**PROBLEM TO WORK ON**
Filter the records below for the word "access". Copy each line that holds it.

**TASK INPUT**
○ ○ ○ ○ ○

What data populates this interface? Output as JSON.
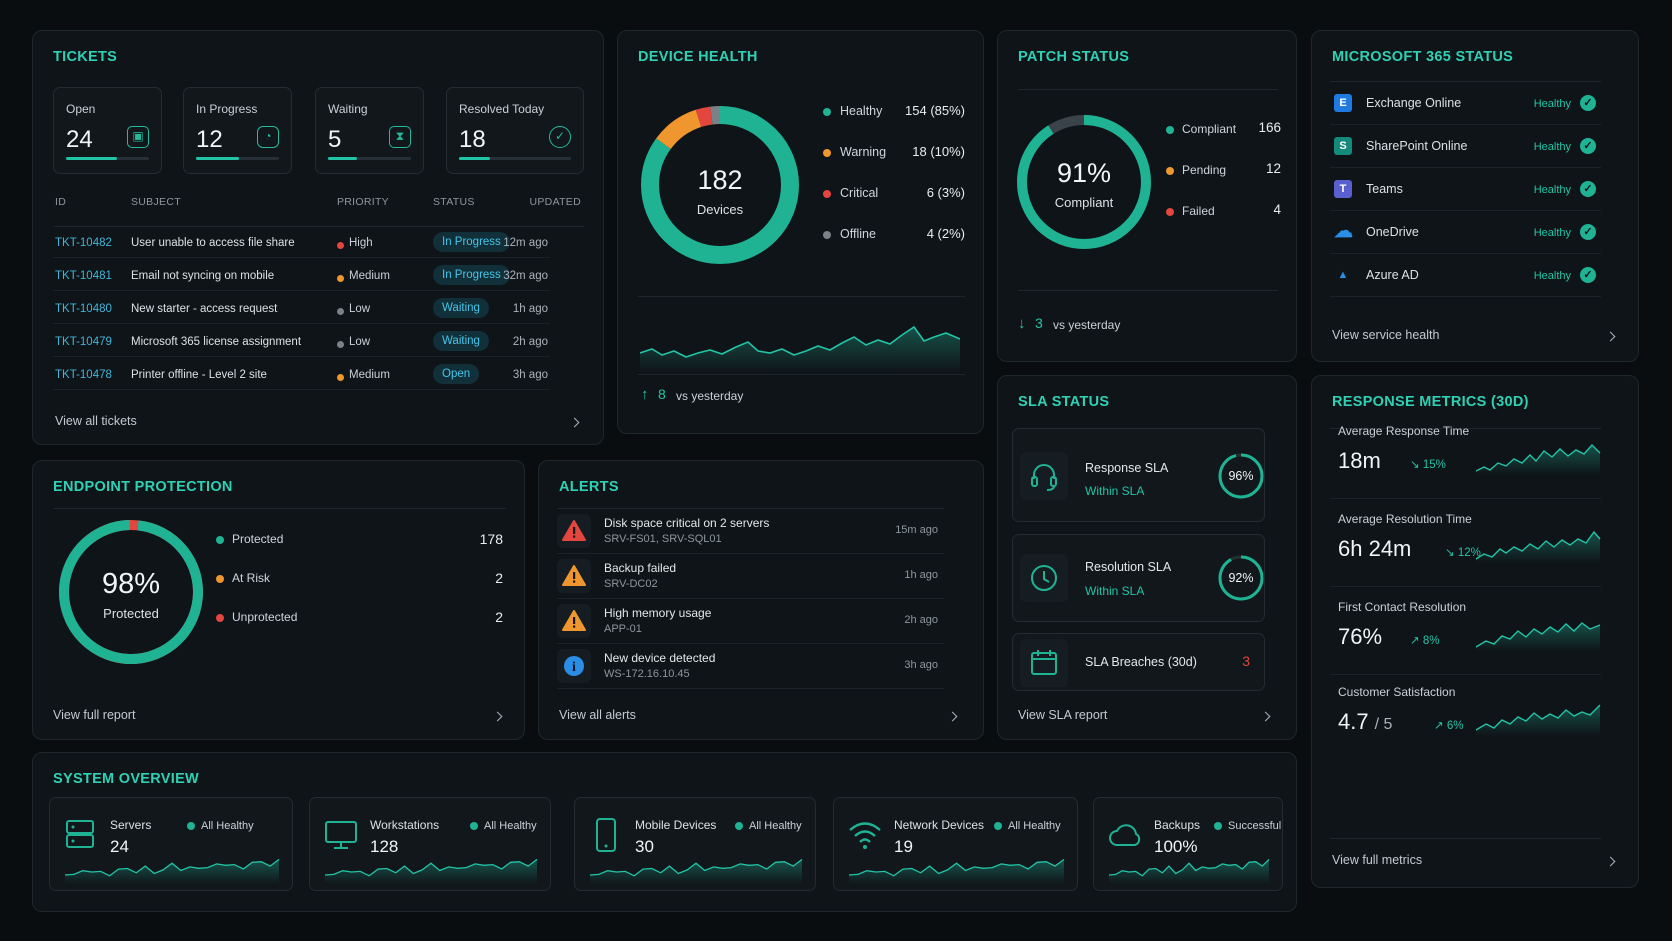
{
  "tickets": {
    "title": "TICKETS",
    "stats": [
      {
        "label": "Open",
        "value": "24",
        "progress": 0.62
      },
      {
        "label": "In Progress",
        "value": "12",
        "progress": 0.52
      },
      {
        "label": "Waiting",
        "value": "5",
        "progress": 0.35
      },
      {
        "label": "Resolved Today",
        "value": "18",
        "progress": 0.28
      }
    ],
    "columns": [
      "ID",
      "SUBJECT",
      "PRIORITY",
      "STATUS",
      "UPDATED"
    ],
    "rows": [
      {
        "id": "TKT-10482",
        "subject": "User unable to access file share",
        "priority": "High",
        "status": "In Progress",
        "updated": "12m ago"
      },
      {
        "id": "TKT-10481",
        "subject": "Email not syncing on mobile",
        "priority": "Medium",
        "status": "In Progress",
        "updated": "32m ago"
      },
      {
        "id": "TKT-10480",
        "subject": "New starter - access request",
        "priority": "Low",
        "status": "Waiting",
        "updated": "1h ago"
      },
      {
        "id": "TKT-10479",
        "subject": "Microsoft 365 license assignment",
        "priority": "Low",
        "status": "Waiting",
        "updated": "2h ago"
      },
      {
        "id": "TKT-10478",
        "subject": "Printer offline - Level 2 site",
        "priority": "Medium",
        "status": "Open",
        "updated": "3h ago"
      }
    ],
    "view_all": "View all tickets"
  },
  "device_health": {
    "title": "DEVICE HEALTH",
    "total": "182",
    "total_label": "Devices",
    "legend": [
      {
        "label": "Healthy",
        "count": "154",
        "pct": "(85%)",
        "color": "#1fb394",
        "share": 85
      },
      {
        "label": "Warning",
        "count": "18",
        "pct": "(10%)",
        "color": "#f0962e",
        "share": 10
      },
      {
        "label": "Critical",
        "count": "6",
        "pct": "(3%)",
        "color": "#e2463f",
        "share": 3
      },
      {
        "label": "Offline",
        "count": "4",
        "pct": "(2%)",
        "color": "#7a8287",
        "share": 2
      }
    ],
    "delta_value": "8",
    "delta_label": "vs yesterday"
  },
  "patch_status": {
    "title": "PATCH STATUS",
    "pct": "91%",
    "pct_label": "Compliant",
    "compliance": 91,
    "legend": [
      {
        "label": "Compliant",
        "count": "166",
        "color": "#1fb394"
      },
      {
        "label": "Pending",
        "count": "12",
        "color": "#f0962e"
      },
      {
        "label": "Failed",
        "count": "4",
        "color": "#e2463f"
      }
    ],
    "delta_value": "3",
    "delta_label": "vs yesterday"
  },
  "m365": {
    "title": "MICROSOFT 365 STATUS",
    "services": [
      {
        "name": "Exchange Online",
        "status": "Healthy",
        "icon": "exchange-icon",
        "color": "#1f7be0"
      },
      {
        "name": "SharePoint Online",
        "status": "Healthy",
        "icon": "sharepoint-icon",
        "color": "#138a7a"
      },
      {
        "name": "Teams",
        "status": "Healthy",
        "icon": "teams-icon",
        "color": "#5a5fd0"
      },
      {
        "name": "OneDrive",
        "status": "Healthy",
        "icon": "onedrive-icon",
        "color": "#2b8fe8"
      },
      {
        "name": "Azure AD",
        "status": "Healthy",
        "icon": "azure-ad-icon",
        "color": "#2a8ee6"
      }
    ],
    "view_link": "View service health"
  },
  "endpoint": {
    "title": "ENDPOINT PROTECTION",
    "pct": "98%",
    "pct_label": "Protected",
    "protected_share": 98,
    "legend": [
      {
        "label": "Protected",
        "count": "178",
        "color": "#1fb394"
      },
      {
        "label": "At Risk",
        "count": "2",
        "color": "#f0962e"
      },
      {
        "label": "Unprotected",
        "count": "2",
        "color": "#e2463f"
      }
    ],
    "view_link": "View full report"
  },
  "alerts": {
    "title": "ALERTS",
    "items": [
      {
        "title": "Disk space critical on 2 servers",
        "sub": "SRV-FS01, SRV-SQL01",
        "time": "15m ago",
        "icon": "warning-triangle-icon",
        "color": "#e2463f"
      },
      {
        "title": "Backup failed",
        "sub": "SRV-DC02",
        "time": "1h ago",
        "icon": "warning-triangle-icon",
        "color": "#f0962e"
      },
      {
        "title": "High memory usage",
        "sub": "APP-01",
        "time": "2h ago",
        "icon": "warning-triangle-icon",
        "color": "#f0962e"
      },
      {
        "title": "New device detected",
        "sub": "WS-172.16.10.45",
        "time": "3h ago",
        "icon": "info-icon",
        "color": "#2a8ee6"
      }
    ],
    "view_link": "View all alerts"
  },
  "sla": {
    "title": "SLA STATUS",
    "response": {
      "label": "Response SLA",
      "status": "Within SLA",
      "pct": "96%",
      "value": 96
    },
    "resolution": {
      "label": "Resolution SLA",
      "status": "Within SLA",
      "pct": "92%",
      "value": 92
    },
    "breaches": {
      "label": "SLA Breaches (30d)",
      "value": "3"
    },
    "view_link": "View SLA report"
  },
  "metrics": {
    "title": "RESPONSE METRICS (30D)",
    "items": [
      {
        "label": "Average Response Time",
        "value": "18m",
        "suffix": "",
        "delta": "15%",
        "arrow": "↘"
      },
      {
        "label": "Average Resolution Time",
        "value": "6h 24m",
        "suffix": "",
        "delta": "12%",
        "arrow": "↘"
      },
      {
        "label": "First Contact Resolution",
        "value": "76%",
        "suffix": "",
        "delta": "8%",
        "arrow": "↗"
      },
      {
        "label": "Customer Satisfaction",
        "value": "4.7",
        "suffix": "/ 5",
        "delta": "6%",
        "arrow": "↗"
      }
    ],
    "view_link": "View full metrics"
  },
  "system": {
    "title": "SYSTEM OVERVIEW",
    "items": [
      {
        "name": "Servers",
        "value": "24",
        "status": "All Healthy",
        "icon": "server-icon"
      },
      {
        "name": "Workstations",
        "value": "128",
        "status": "All Healthy",
        "icon": "monitor-icon"
      },
      {
        "name": "Mobile Devices",
        "value": "30",
        "status": "All Healthy",
        "icon": "mobile-icon"
      },
      {
        "name": "Network Devices",
        "value": "19",
        "status": "All Healthy",
        "icon": "wifi-icon"
      },
      {
        "name": "Backups",
        "value": "100%",
        "status": "Successful",
        "icon": "cloud-icon"
      }
    ]
  },
  "colors": {
    "accent": "#22c4a6",
    "bg": "#0a0d10",
    "card": "#0f1418",
    "warning": "#f0962e",
    "critical": "#e2463f",
    "info": "#46c4e8"
  }
}
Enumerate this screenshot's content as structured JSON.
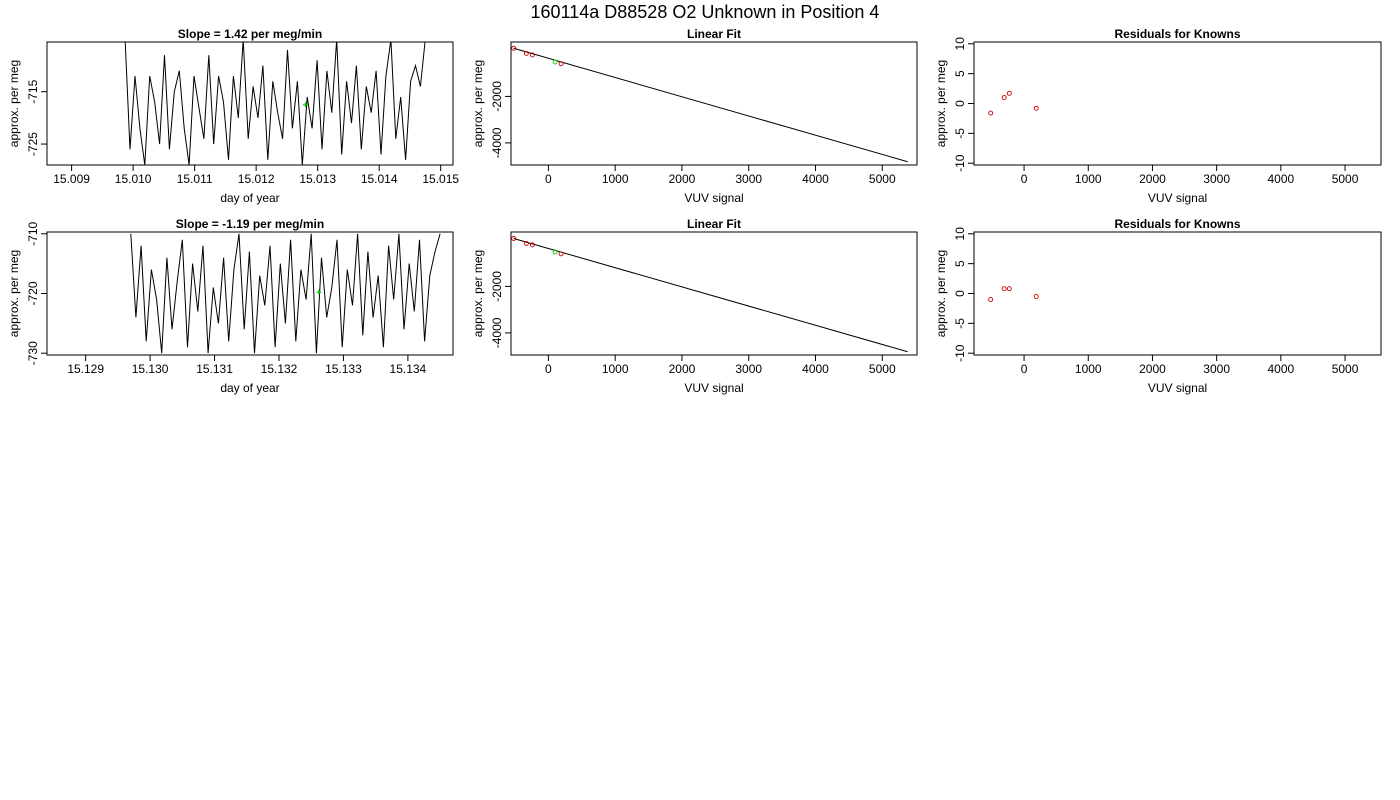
{
  "page_title": "160114a     D88528   O2 Unknown in Position  4",
  "chart_data": [
    {
      "type": "line",
      "title": "Slope =  1.42  per meg/min",
      "xlabel": "day of year",
      "ylabel": "approx. per meg",
      "xlim": [
        15.0086,
        15.0152
      ],
      "ylim": [
        -729,
        -705.5
      ],
      "xticks": [
        "15.009",
        "15.010",
        "15.011",
        "15.012",
        "15.013",
        "15.014",
        "15.015"
      ],
      "xtick_values": [
        15.009,
        15.01,
        15.011,
        15.012,
        15.013,
        15.014,
        15.015
      ],
      "yticks": [
        "-715",
        "-725"
      ],
      "ytick_values": [
        -715,
        -725
      ],
      "line_color": "#000000",
      "highlight_color": "#00cc00",
      "series": [
        {
          "x": [
            15.00987,
            15.00995,
            15.01003,
            15.01011,
            15.01019,
            15.01027,
            15.01035,
            15.01043,
            15.01051,
            15.01059,
            15.01067,
            15.01075,
            15.01083,
            15.01091,
            15.01099,
            15.01107,
            15.01115,
            15.01123,
            15.01131,
            15.01139,
            15.01147,
            15.01155,
            15.01163,
            15.01171,
            15.01179,
            15.01187,
            15.01195,
            15.01203,
            15.01211,
            15.01219,
            15.01227,
            15.01235,
            15.01243,
            15.01251,
            15.01259,
            15.01267,
            15.01275,
            15.01283,
            15.01291,
            15.01299,
            15.01307,
            15.01315,
            15.01323,
            15.01331,
            15.01339,
            15.01347,
            15.01355,
            15.01363,
            15.01371,
            15.01379,
            15.01387,
            15.01395,
            15.01403,
            15.01411,
            15.01419,
            15.01427,
            15.01435,
            15.01443,
            15.01451,
            15.01459,
            15.01467,
            15.01475
          ],
          "y": [
            -705,
            -726,
            -712,
            -722,
            -729,
            -712,
            -717,
            -725,
            -708,
            -726,
            -715,
            -711,
            -722,
            -729,
            -712,
            -718,
            -724,
            -708,
            -725,
            -712,
            -717,
            -728,
            -712,
            -720,
            -705,
            -724,
            -714,
            -720,
            -710,
            -728,
            -713,
            -719,
            -724,
            -707,
            -722,
            -713,
            -729,
            -716,
            -722,
            -709,
            -726,
            -711,
            -719,
            -705,
            -727,
            -713,
            -721,
            -710,
            -726,
            -714,
            -719,
            -711,
            -727,
            -712,
            -705,
            -724,
            -716,
            -728,
            -713,
            -710,
            -714,
            -705
          ]
        }
      ],
      "highlight_point": {
        "x": 15.0128,
        "y": -717.5
      }
    },
    {
      "type": "scatter",
      "title": "Linear Fit",
      "xlabel": "VUV signal",
      "ylabel": "approx. per meg",
      "xlim": [
        -560,
        5520
      ],
      "ylim": [
        -4950,
        340
      ],
      "xticks": [
        "0",
        "1000",
        "2000",
        "3000",
        "4000",
        "5000"
      ],
      "xtick_values": [
        0,
        1000,
        2000,
        3000,
        4000,
        5000
      ],
      "yticks": [
        "-2000",
        "-4000"
      ],
      "ytick_values": [
        -2000,
        -4000
      ],
      "points_known": {
        "x": [
          -520,
          -330,
          -240,
          190
        ],
        "y": [
          70,
          -150,
          -215,
          -595
        ],
        "color": "#cc0000"
      },
      "point_unknown": {
        "x": 100,
        "y": -520,
        "color": "#00cc00"
      },
      "fit_line": {
        "x": [
          -520,
          5380
        ],
        "y": [
          70,
          -4810
        ],
        "color": "#000000"
      }
    },
    {
      "type": "scatter",
      "title": "Residuals for Knowns",
      "xlabel": "VUV signal",
      "ylabel": "approx. per meg",
      "xlim": [
        -780,
        5560
      ],
      "ylim": [
        -10.3,
        10.3
      ],
      "xticks": [
        "0",
        "1000",
        "2000",
        "3000",
        "4000",
        "5000"
      ],
      "xtick_values": [
        0,
        1000,
        2000,
        3000,
        4000,
        5000
      ],
      "yticks": [
        "10",
        "5",
        "0",
        "-5",
        "-10"
      ],
      "ytick_values": [
        10,
        5,
        0,
        -5,
        -10
      ],
      "points_known": {
        "x": [
          -520,
          -310,
          -230,
          190
        ],
        "y": [
          -1.6,
          1.0,
          1.7,
          -0.8
        ],
        "color": "#cc0000"
      }
    },
    {
      "type": "line",
      "title": "Slope =  -1.19  per meg/min",
      "xlabel": "day of year",
      "ylabel": "approx. per meg",
      "xlim": [
        15.1284,
        15.1347
      ],
      "ylim": [
        -730.3,
        -709.7
      ],
      "xticks": [
        "15.129",
        "15.130",
        "15.131",
        "15.132",
        "15.133",
        "15.134"
      ],
      "xtick_values": [
        15.129,
        15.13,
        15.131,
        15.132,
        15.133,
        15.134
      ],
      "yticks": [
        "-710",
        "-720",
        "-730"
      ],
      "ytick_values": [
        -710,
        -720,
        -730
      ],
      "line_color": "#000000",
      "highlight_color": "#00cc00",
      "series": [
        {
          "x": [
            15.1297,
            15.12978,
            15.12986,
            15.12994,
            15.13002,
            15.1301,
            15.13018,
            15.13026,
            15.13034,
            15.13042,
            15.1305,
            15.13058,
            15.13066,
            15.13074,
            15.13082,
            15.1309,
            15.13098,
            15.13106,
            15.13114,
            15.13122,
            15.1313,
            15.13138,
            15.13146,
            15.13154,
            15.13162,
            15.1317,
            15.13178,
            15.13186,
            15.13194,
            15.13202,
            15.1321,
            15.13218,
            15.13226,
            15.13234,
            15.13242,
            15.1325,
            15.13258,
            15.13266,
            15.13274,
            15.13282,
            15.1329,
            15.13298,
            15.13306,
            15.13314,
            15.13322,
            15.1333,
            15.13338,
            15.13346,
            15.13354,
            15.13362,
            15.1337,
            15.13378,
            15.13386,
            15.13394,
            15.13402,
            15.1341,
            15.13418,
            15.13426,
            15.13434,
            15.13442,
            15.1345
          ],
          "y": [
            -710,
            -724,
            -712,
            -728,
            -716,
            -721,
            -730,
            -714,
            -726,
            -718,
            -711,
            -729,
            -715,
            -723,
            -712,
            -730,
            -719,
            -725,
            -714,
            -728,
            -716,
            -710,
            -726,
            -713,
            -730,
            -717,
            -722,
            -712,
            -729,
            -715,
            -725,
            -711,
            -728,
            -716,
            -721,
            -710,
            -730,
            -714,
            -724,
            -719,
            -711,
            -729,
            -716,
            -722,
            -710,
            -727,
            -713,
            -724,
            -717,
            -729,
            -712,
            -721,
            -710,
            -726,
            -715,
            -723,
            -711,
            -728,
            -717,
            -713,
            -710
          ]
        }
      ],
      "highlight_point": {
        "x": 15.13262,
        "y": -719.8
      }
    },
    {
      "type": "scatter",
      "title": "Linear Fit",
      "xlabel": "VUV signal",
      "ylabel": "approx. per meg",
      "xlim": [
        -560,
        5520
      ],
      "ylim": [
        -4950,
        340
      ],
      "xticks": [
        "0",
        "1000",
        "2000",
        "3000",
        "4000",
        "5000"
      ],
      "xtick_values": [
        0,
        1000,
        2000,
        3000,
        4000,
        5000
      ],
      "yticks": [
        "-2000",
        "-4000"
      ],
      "ytick_values": [
        -2000,
        -4000
      ],
      "points_known": {
        "x": [
          -520,
          -330,
          -240,
          190
        ],
        "y": [
          60,
          -150,
          -215,
          -600
        ],
        "color": "#cc0000"
      },
      "point_unknown": {
        "x": 100,
        "y": -520,
        "color": "#00cc00"
      },
      "fit_line": {
        "x": [
          -520,
          5380
        ],
        "y": [
          60,
          -4810
        ],
        "color": "#000000"
      }
    },
    {
      "type": "scatter",
      "title": "Residuals for Knowns",
      "xlabel": "VUV signal",
      "ylabel": "approx. per meg",
      "xlim": [
        -780,
        5560
      ],
      "ylim": [
        -10.3,
        10.3
      ],
      "xticks": [
        "0",
        "1000",
        "2000",
        "3000",
        "4000",
        "5000"
      ],
      "xtick_values": [
        0,
        1000,
        2000,
        3000,
        4000,
        5000
      ],
      "yticks": [
        "10",
        "5",
        "0",
        "-5",
        "-10"
      ],
      "ytick_values": [
        10,
        5,
        0,
        -5,
        -10
      ],
      "points_known": {
        "x": [
          -520,
          -310,
          -230,
          190
        ],
        "y": [
          -1.0,
          0.8,
          0.8,
          -0.5
        ],
        "color": "#cc0000"
      }
    }
  ]
}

○ ○ ○ ○ ○

**RESPONSE**
        "subject": "User unable to access file share",
        "subject": "New starter - access request",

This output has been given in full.